Excerpt provided ▸
↓↓↓

Resume of Mark Kerzner (mark.kerzner-at-shmsoft.com)
Hands-on Software Architect
Skills & Technologies
Skills: Distributed and grid computing, AWS (S3, EC2), Hadoop,
MapReduce, MapR, Hive, Pig, Sqoop, Flume, HBase, Cassandra,
high-performance multi-threaded applications.
Tools:
Java, Scala, R, NetBeans, IntelliJ, Eclipse, AJAX, C++, Search (Lucene), Drools, Python/NLTK, JavaScript,
Swing, J2EE,
JSP, Servlets, PHP, Messaging (JMS, Tibco), Web Services, JBoss,
Weblogic, .NET, C#, VB.NET, Visual C++, ASP.
Environment: Linux, Windows, MySQL, SQLServer, Oracle.
Business domains: eDiscovery, Legal, Energy, Trading.
Performed Hadoop/Cloud consulting projects for Cognizant, Intel, Deutsche Telecom,
T-Mobile, GHX healthcare and multiple startups. Total number of Hadoop clusters set up so far: 60+.
Creator of an eDiscovery/Enterprise Search solution, SHMcloud (Hadoop, Lucene, Solr, HBase, EC2, S3, and more).
Co-author of the Hadoop Illuminated open source book.
Organizer, presenter and hands-on trainer at Houston Hadoop Meetup.
Professional Experience
07/12-present
SHMsoft, Houston, TX
Software architect & CEO. Involved in a number of Big Data / Hadoop projects in eDiscovery, search, marketing, and training.
Latest clients included Cognizant for multiple projects, Intel for Hadoop training and POC projects
for Intel's clients, and Bank of America for Hadoop administration.
Some of the accomplishments were:
- Created three training courses: Hadoop for Developers, Hadoop for
Administrators, and HBase for Developers. The courses included general
overviews and hands-on exercises, also created VM's for that;
- Delivered the training to internal Intel groups and to Intel's
client. The course were usually followed by the Proof Of Concept
implementations in the Big Data areas covered by training;
- Delivered the training to other trainers who then delivered them further.
- Maintained Hadoop clusters for dev/staging/production.

↑↑↑

Excerpted records ▸
↓↓↓

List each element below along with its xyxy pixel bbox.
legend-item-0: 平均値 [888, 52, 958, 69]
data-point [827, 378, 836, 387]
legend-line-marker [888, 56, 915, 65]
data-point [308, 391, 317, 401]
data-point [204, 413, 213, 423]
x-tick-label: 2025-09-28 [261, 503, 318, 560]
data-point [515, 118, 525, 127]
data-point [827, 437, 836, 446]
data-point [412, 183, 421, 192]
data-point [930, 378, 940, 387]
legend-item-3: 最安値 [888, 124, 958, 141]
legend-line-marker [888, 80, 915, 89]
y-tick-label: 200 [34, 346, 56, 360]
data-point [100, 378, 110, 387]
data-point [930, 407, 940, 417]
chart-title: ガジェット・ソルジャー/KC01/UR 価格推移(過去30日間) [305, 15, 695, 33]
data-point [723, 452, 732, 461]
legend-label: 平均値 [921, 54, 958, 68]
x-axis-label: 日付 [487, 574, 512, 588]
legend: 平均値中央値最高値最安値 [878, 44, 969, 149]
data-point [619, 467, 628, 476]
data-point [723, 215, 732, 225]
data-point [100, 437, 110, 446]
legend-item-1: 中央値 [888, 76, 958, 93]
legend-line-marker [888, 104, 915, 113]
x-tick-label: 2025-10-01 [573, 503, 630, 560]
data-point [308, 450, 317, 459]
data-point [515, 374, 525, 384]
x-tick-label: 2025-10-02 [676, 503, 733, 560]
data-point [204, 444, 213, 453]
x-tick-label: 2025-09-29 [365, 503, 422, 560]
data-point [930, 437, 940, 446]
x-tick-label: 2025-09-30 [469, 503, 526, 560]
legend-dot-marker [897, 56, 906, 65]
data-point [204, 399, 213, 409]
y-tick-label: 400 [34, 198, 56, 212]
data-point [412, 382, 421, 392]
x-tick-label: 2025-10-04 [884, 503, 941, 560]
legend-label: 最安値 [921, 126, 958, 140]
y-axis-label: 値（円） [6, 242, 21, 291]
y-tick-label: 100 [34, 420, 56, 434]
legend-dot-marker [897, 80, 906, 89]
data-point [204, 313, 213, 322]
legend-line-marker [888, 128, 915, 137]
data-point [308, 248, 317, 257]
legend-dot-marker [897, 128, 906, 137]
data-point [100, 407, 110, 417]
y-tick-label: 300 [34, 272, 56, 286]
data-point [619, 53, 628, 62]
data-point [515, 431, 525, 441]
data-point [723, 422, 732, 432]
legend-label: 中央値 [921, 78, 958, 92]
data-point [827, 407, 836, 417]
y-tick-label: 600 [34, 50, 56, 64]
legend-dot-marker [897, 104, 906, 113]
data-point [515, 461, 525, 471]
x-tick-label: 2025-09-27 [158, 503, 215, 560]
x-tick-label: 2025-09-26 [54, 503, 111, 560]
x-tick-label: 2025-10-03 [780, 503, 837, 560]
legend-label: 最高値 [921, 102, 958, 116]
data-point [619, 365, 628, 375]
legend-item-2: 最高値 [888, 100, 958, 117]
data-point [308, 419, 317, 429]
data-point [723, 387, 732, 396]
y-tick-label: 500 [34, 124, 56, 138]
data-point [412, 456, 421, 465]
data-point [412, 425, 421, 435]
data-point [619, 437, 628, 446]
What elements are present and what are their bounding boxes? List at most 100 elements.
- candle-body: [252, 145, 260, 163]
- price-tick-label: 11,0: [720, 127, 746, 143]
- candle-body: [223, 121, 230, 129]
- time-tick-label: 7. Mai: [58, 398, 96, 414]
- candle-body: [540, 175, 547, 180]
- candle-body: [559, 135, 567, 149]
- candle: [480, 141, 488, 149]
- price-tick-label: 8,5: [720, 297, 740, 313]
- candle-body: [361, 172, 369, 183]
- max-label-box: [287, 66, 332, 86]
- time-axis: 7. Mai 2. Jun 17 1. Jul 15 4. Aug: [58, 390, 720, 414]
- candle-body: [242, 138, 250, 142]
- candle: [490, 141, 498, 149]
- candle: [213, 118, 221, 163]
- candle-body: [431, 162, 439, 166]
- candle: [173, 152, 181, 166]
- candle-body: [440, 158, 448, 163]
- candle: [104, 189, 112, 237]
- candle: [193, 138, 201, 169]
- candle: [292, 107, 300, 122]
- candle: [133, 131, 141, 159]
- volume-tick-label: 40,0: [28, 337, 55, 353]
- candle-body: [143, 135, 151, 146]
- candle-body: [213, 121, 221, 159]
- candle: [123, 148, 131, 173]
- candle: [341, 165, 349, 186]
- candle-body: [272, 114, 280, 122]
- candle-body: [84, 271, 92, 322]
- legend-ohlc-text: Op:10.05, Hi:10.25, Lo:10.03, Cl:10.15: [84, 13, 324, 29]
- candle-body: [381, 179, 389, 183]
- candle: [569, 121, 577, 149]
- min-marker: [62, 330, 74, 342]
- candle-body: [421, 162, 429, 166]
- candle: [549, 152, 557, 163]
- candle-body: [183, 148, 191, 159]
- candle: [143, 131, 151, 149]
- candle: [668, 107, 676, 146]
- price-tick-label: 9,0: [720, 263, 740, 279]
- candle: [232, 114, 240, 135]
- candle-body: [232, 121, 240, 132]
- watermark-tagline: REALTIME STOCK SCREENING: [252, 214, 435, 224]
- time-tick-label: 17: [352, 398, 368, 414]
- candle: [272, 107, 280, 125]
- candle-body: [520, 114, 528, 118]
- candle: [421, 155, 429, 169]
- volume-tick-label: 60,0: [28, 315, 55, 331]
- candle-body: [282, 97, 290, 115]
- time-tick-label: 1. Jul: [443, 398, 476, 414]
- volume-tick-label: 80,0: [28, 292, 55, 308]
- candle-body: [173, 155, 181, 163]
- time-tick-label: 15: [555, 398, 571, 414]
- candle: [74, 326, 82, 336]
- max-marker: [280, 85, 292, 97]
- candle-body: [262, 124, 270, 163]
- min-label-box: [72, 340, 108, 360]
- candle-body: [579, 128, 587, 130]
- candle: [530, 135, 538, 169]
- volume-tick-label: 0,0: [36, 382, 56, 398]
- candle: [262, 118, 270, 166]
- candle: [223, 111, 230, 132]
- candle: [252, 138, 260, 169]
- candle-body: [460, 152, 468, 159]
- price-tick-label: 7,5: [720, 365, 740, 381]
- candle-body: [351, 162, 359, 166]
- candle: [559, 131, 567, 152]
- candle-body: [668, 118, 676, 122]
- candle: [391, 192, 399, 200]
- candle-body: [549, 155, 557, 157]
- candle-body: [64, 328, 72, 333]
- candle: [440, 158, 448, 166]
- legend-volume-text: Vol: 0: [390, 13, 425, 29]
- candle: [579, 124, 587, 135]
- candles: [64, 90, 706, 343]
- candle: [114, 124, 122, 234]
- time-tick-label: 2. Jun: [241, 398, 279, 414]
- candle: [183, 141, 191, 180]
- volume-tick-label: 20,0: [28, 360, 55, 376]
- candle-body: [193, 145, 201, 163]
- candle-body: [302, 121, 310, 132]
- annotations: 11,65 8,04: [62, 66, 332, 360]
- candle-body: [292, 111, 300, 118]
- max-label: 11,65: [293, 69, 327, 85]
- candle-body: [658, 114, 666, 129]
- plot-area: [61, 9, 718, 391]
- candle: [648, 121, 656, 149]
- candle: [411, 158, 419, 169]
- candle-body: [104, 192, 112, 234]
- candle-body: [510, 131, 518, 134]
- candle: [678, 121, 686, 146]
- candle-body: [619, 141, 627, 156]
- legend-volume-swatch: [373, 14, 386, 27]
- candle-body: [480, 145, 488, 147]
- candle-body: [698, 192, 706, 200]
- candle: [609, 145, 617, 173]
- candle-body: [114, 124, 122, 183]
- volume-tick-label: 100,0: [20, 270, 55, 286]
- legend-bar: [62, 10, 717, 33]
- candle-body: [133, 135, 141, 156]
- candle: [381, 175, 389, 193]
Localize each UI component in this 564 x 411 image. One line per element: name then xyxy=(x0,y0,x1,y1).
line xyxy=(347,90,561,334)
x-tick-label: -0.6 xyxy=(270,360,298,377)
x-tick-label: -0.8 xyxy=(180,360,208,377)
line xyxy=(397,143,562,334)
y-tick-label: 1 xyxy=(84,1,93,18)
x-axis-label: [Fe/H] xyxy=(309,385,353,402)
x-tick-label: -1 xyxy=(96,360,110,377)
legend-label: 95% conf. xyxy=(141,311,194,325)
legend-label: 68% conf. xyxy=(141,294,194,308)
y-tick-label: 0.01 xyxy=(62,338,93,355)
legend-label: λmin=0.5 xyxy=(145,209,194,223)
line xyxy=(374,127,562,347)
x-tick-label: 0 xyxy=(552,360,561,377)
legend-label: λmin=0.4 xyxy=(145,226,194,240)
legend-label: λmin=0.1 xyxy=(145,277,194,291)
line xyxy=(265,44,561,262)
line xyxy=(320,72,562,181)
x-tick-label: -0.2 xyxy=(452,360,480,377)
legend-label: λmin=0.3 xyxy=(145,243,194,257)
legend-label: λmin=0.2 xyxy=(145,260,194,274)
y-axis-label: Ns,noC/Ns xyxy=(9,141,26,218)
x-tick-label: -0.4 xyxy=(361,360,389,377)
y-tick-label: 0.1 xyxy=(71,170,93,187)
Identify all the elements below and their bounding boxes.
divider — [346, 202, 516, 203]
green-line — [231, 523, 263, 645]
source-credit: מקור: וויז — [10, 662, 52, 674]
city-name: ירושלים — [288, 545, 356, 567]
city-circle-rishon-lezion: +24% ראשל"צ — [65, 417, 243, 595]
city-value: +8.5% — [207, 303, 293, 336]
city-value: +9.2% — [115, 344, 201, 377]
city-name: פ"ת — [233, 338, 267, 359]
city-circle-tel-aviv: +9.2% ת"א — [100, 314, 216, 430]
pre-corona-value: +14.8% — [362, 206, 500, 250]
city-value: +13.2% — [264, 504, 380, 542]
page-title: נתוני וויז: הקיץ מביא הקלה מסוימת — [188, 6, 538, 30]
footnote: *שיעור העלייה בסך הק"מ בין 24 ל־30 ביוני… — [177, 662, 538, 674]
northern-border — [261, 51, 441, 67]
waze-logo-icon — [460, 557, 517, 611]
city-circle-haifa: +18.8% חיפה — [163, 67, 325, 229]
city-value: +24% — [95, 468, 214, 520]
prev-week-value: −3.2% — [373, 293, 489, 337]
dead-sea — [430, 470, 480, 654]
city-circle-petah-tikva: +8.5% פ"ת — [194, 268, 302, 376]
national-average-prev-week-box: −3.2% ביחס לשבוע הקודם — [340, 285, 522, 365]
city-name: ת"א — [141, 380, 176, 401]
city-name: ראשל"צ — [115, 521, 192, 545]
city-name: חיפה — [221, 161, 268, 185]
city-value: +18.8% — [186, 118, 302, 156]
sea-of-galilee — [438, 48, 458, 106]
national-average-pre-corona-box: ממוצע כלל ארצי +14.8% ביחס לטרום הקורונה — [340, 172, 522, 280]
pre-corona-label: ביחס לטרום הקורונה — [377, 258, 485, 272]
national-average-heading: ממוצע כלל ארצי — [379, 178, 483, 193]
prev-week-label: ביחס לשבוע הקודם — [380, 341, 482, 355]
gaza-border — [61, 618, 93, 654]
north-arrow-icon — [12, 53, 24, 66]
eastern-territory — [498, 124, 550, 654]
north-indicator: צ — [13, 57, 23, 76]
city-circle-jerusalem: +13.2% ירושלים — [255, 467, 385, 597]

↑↑↑

To be done ▸
1. Name every business domain the resume lists.
2. Copy the resume's stretch from "Business domains: eDiscovery, Legal, Energy, Trading." through "S3, and more)." word for word.

Completed exercise ▸
1. eDiscovery, Legal, Energy, Trading

2.
Business domains: eDiscovery, Legal, Energy, Trading.
Performed Hadoop/Cloud consulting projects for Cognizant, Intel, Deutsche Telecom,
T-Mobile, GHX healthcare and multiple startups. Total number of Hadoop clusters set up so far: 60+.
Creator of an eDiscovery/Enterprise Search solution, SHMcloud (Hadoop, Lucene, Solr, HBase, EC2, S3, and more).